** Start of Record set **
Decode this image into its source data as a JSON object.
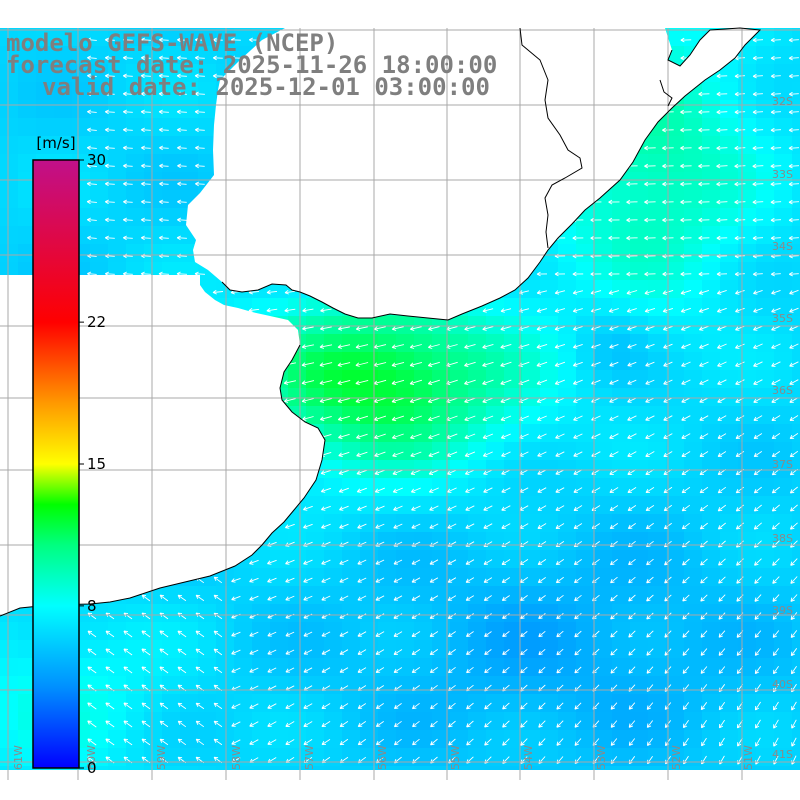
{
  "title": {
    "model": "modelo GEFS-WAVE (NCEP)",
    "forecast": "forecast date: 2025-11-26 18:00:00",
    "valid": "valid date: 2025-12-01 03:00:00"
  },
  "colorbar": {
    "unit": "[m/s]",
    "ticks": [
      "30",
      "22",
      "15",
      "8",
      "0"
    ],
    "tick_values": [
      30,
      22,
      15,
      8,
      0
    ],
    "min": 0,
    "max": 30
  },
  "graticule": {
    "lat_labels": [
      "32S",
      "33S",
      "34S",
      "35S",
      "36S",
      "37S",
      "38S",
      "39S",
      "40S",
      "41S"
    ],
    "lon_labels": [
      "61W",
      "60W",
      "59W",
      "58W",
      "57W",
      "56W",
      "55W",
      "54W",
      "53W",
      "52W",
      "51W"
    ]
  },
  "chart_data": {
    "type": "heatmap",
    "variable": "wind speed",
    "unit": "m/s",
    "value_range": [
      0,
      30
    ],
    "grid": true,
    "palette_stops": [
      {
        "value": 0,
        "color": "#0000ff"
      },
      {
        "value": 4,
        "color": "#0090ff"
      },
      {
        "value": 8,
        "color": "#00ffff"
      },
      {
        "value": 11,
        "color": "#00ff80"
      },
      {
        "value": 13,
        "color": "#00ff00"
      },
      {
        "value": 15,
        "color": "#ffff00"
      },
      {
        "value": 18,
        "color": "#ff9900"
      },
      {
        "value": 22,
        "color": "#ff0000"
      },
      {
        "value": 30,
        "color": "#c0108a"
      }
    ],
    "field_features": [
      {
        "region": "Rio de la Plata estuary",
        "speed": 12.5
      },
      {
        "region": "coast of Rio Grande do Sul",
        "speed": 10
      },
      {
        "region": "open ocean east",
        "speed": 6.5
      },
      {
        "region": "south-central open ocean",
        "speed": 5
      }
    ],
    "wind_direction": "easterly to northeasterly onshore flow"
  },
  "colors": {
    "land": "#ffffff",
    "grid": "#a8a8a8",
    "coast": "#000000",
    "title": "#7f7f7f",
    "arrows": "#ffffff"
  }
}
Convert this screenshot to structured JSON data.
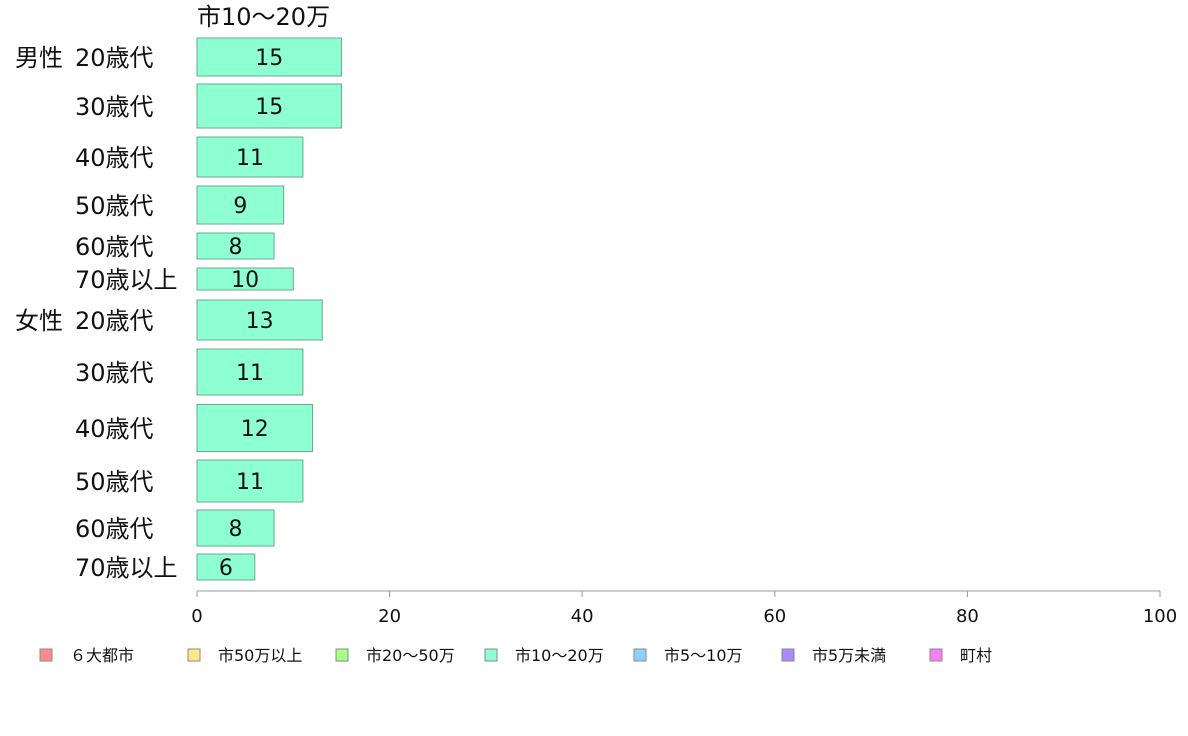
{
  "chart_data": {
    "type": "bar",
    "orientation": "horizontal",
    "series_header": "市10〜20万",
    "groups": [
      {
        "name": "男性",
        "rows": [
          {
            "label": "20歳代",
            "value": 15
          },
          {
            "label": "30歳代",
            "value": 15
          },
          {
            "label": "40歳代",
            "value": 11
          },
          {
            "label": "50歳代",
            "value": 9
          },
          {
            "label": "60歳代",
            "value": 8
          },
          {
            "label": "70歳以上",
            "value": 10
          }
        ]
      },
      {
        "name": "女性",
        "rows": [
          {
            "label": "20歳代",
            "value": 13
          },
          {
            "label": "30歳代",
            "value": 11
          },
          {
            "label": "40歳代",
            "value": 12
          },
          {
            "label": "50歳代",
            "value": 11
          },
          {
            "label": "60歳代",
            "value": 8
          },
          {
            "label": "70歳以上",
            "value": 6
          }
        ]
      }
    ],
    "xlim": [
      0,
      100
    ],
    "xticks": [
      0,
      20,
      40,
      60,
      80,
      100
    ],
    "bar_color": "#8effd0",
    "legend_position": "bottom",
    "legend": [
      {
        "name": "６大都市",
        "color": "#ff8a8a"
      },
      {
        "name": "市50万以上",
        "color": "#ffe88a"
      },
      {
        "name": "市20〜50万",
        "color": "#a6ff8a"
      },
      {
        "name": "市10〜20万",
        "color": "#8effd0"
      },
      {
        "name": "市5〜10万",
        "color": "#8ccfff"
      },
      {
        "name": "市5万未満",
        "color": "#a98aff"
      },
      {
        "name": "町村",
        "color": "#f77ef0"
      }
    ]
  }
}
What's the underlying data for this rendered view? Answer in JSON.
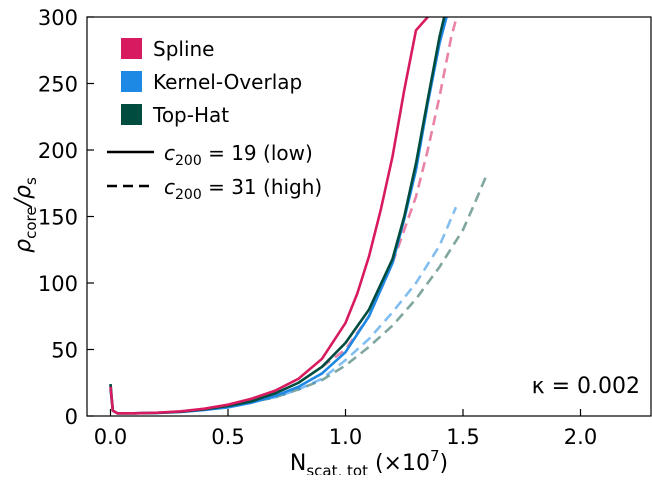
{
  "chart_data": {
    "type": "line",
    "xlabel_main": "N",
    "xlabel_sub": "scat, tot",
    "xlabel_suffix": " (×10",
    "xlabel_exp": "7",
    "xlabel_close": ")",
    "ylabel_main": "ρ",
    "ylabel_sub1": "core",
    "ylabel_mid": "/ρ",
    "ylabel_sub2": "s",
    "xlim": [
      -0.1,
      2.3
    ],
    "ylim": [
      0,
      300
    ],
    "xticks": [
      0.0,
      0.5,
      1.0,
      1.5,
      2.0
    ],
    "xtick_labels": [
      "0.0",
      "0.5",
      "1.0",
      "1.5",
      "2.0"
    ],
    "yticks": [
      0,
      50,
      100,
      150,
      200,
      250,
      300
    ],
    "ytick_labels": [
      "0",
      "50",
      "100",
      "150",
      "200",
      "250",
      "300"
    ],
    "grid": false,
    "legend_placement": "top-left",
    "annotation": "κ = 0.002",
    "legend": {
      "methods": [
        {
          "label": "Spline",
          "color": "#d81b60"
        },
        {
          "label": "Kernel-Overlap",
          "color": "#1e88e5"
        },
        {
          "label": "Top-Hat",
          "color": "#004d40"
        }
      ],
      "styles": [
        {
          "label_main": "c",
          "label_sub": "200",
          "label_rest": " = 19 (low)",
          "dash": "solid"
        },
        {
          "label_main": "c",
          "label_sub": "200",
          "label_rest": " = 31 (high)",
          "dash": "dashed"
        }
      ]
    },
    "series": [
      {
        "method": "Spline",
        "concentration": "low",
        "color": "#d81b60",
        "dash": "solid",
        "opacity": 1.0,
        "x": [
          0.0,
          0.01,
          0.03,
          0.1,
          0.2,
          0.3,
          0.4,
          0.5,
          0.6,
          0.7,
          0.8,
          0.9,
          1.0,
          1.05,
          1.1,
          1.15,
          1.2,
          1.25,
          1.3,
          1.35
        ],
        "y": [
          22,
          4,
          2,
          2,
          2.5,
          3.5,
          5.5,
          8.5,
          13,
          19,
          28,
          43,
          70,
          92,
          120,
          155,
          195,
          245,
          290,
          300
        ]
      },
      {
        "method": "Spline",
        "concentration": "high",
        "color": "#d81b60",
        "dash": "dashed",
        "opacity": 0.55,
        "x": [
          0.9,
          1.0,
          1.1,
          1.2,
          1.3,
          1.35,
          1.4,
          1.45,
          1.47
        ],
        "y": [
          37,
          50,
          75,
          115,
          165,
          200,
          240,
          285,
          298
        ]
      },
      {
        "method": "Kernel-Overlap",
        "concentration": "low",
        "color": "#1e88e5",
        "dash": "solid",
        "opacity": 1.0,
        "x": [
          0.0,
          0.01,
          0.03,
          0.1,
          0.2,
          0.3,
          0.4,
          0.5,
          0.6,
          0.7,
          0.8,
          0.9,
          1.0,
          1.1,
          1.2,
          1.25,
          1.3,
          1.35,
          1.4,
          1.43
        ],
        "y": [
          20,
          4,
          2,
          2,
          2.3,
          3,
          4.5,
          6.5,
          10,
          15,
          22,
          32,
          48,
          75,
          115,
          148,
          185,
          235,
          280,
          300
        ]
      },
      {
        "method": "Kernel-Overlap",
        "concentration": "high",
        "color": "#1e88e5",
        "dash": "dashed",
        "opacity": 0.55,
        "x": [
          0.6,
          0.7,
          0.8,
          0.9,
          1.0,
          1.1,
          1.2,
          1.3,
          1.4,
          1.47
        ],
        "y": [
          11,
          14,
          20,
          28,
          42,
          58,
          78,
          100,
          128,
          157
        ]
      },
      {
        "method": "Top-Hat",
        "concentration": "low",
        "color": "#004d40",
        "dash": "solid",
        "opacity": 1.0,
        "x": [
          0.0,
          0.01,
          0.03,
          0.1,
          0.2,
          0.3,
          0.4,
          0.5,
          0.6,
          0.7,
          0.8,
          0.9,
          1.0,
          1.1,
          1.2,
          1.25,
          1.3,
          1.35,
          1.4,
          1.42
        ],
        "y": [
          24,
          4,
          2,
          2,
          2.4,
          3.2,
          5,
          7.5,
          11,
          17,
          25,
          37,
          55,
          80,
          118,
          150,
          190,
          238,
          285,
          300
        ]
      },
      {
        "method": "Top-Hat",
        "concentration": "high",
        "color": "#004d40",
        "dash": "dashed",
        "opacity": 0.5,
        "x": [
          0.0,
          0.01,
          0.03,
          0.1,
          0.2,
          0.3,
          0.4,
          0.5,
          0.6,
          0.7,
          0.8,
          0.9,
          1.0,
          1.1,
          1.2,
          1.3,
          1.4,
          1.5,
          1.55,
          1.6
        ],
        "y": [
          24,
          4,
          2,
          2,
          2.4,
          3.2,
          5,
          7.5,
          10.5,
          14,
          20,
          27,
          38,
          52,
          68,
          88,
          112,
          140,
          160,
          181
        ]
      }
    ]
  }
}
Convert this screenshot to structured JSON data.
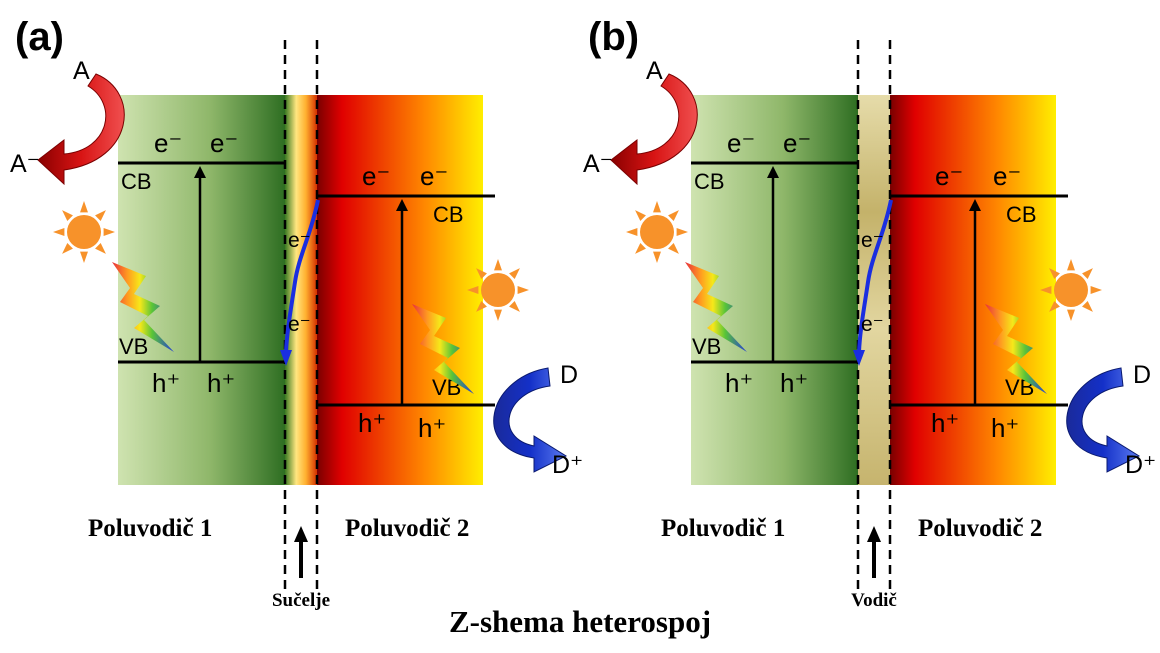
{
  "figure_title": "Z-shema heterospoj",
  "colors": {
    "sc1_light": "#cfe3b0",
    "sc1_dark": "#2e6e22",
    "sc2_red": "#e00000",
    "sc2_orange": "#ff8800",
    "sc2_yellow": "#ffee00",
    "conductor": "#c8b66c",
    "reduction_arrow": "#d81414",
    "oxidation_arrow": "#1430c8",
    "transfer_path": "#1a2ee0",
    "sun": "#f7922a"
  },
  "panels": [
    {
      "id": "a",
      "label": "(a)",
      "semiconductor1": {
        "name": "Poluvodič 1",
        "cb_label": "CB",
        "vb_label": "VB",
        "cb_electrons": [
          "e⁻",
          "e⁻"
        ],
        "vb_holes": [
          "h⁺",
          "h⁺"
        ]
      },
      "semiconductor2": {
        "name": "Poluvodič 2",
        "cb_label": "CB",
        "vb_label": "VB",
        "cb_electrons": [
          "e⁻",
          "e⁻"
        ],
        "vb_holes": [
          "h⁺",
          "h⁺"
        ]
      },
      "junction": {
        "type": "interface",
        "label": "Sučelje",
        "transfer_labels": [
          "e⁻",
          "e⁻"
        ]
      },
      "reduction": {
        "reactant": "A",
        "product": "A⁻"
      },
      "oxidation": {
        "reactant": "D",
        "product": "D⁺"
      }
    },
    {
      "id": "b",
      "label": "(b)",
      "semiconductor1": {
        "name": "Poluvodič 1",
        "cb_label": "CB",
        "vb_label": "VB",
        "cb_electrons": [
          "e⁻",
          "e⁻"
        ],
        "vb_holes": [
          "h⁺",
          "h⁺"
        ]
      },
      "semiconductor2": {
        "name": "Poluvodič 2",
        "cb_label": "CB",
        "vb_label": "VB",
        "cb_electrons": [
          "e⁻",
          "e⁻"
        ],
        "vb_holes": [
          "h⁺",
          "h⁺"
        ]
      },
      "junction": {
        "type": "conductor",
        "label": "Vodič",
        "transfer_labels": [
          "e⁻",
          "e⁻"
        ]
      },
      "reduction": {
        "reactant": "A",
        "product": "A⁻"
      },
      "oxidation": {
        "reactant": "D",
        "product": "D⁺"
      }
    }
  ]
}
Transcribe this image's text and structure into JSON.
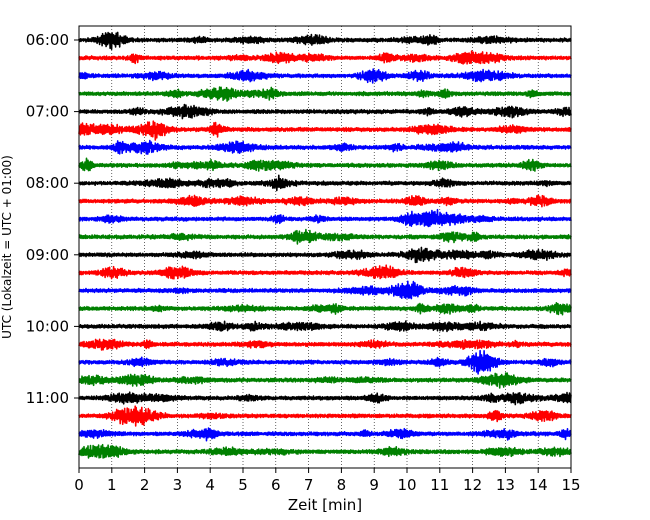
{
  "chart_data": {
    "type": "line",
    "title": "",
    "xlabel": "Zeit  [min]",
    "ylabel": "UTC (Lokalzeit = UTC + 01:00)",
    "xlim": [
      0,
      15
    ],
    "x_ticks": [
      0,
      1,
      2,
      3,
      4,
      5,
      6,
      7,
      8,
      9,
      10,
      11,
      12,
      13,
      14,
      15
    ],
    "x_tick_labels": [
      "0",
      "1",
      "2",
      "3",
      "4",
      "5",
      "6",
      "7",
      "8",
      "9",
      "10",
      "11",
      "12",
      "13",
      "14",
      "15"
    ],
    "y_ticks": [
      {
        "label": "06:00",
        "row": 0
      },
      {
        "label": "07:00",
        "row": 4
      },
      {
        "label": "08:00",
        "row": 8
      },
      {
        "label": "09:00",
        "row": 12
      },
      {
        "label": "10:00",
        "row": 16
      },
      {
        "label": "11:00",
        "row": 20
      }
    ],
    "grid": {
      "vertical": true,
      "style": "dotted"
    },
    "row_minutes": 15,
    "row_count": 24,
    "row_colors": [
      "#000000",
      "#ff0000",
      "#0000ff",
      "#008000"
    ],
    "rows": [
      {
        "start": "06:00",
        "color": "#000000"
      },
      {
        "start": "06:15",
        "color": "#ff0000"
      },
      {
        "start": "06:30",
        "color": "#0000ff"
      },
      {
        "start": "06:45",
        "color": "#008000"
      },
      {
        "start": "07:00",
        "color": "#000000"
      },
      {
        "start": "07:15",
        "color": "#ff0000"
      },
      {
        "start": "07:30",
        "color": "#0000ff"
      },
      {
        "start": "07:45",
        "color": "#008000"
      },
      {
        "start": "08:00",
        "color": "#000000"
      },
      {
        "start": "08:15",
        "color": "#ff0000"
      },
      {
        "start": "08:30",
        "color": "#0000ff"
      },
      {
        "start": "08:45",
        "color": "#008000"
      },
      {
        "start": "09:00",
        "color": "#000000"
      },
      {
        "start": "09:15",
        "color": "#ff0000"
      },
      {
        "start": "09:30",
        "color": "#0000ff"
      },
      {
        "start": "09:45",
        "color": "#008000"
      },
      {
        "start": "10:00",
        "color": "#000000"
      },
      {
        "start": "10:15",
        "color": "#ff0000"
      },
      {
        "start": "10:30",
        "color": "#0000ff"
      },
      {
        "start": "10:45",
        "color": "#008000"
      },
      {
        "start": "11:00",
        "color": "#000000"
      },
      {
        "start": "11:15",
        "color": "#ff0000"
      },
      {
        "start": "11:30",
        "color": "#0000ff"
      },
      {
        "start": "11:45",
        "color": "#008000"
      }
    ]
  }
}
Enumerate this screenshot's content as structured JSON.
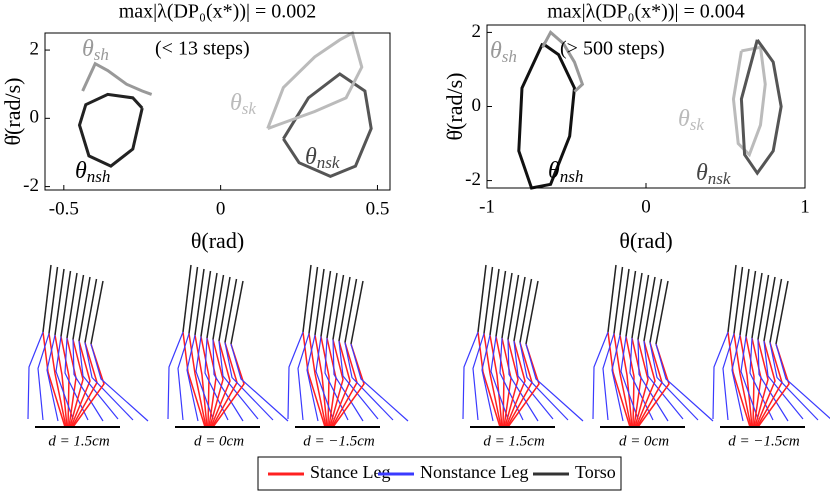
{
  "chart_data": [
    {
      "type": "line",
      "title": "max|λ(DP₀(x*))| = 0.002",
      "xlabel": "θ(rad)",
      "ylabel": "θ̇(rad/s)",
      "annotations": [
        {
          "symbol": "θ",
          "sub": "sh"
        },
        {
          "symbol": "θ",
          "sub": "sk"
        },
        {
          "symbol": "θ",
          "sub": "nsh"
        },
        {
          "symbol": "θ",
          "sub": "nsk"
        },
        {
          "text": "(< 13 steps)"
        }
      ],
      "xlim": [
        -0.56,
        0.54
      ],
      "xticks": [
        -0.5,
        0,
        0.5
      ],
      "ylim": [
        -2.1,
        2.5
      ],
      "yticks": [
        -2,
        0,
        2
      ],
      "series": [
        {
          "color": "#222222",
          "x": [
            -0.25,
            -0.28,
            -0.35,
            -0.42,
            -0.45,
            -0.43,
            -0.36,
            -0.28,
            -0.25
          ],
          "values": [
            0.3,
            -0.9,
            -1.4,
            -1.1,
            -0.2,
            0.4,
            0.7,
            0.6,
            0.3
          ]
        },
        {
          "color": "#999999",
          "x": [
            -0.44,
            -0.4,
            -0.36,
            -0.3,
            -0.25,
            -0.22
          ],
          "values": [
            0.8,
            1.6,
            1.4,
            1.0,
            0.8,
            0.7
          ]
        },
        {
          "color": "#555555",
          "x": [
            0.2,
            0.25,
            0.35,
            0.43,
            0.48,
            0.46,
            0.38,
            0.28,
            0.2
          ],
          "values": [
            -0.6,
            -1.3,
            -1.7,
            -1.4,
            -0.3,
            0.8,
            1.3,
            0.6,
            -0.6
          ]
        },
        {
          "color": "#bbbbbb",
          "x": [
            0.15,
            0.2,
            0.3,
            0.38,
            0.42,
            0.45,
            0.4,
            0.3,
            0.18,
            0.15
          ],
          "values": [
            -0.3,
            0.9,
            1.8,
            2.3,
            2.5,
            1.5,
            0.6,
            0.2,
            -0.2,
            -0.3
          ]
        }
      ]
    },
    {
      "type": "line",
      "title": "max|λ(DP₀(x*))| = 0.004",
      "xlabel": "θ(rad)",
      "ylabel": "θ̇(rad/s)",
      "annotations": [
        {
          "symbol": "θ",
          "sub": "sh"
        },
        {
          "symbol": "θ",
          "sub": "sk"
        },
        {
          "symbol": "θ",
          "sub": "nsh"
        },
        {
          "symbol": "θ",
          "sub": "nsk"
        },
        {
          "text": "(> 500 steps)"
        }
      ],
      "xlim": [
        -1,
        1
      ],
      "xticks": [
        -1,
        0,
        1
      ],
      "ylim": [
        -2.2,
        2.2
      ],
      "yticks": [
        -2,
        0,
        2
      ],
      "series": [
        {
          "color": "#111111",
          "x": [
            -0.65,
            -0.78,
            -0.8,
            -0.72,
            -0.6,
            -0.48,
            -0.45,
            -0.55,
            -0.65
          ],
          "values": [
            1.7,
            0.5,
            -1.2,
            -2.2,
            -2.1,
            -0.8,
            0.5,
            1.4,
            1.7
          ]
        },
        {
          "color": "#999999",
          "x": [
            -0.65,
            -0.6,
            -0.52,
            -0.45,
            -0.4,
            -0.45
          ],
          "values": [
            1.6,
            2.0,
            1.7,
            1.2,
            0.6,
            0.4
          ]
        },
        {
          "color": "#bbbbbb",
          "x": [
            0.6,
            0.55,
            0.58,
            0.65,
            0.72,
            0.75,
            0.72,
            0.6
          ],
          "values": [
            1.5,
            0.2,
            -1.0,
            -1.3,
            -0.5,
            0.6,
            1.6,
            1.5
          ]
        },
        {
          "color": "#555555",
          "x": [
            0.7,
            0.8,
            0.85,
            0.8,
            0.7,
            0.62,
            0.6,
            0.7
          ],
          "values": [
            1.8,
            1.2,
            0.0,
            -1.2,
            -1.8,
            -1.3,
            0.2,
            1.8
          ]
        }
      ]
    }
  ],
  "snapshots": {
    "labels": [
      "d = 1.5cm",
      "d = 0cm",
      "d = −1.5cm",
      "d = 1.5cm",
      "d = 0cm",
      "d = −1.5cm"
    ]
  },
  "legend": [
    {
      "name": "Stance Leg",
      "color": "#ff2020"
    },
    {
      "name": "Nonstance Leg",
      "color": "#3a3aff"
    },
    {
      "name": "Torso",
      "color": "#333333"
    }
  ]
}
** End of Record set **
* Stated task
Which lines contain "region"? Show each of them.

* Result of this task
        "region": "Rio de la Plata estuary",
        "region": "coast of Rio Grande do Sul",
        "region": "open ocean east",
        "region": "south-central open ocean",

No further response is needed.